Input data |

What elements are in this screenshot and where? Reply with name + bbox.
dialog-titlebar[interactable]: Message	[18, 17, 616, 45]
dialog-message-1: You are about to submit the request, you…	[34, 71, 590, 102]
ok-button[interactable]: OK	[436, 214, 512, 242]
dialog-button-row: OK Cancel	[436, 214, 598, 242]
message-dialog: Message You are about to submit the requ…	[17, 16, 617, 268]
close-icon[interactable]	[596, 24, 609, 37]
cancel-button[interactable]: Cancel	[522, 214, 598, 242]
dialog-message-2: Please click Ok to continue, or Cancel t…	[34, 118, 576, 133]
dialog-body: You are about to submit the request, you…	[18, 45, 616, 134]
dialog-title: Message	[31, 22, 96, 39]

Job | How many of the lines above contain the string "dialog"? Reply with the number alone.

Completed exercise | 7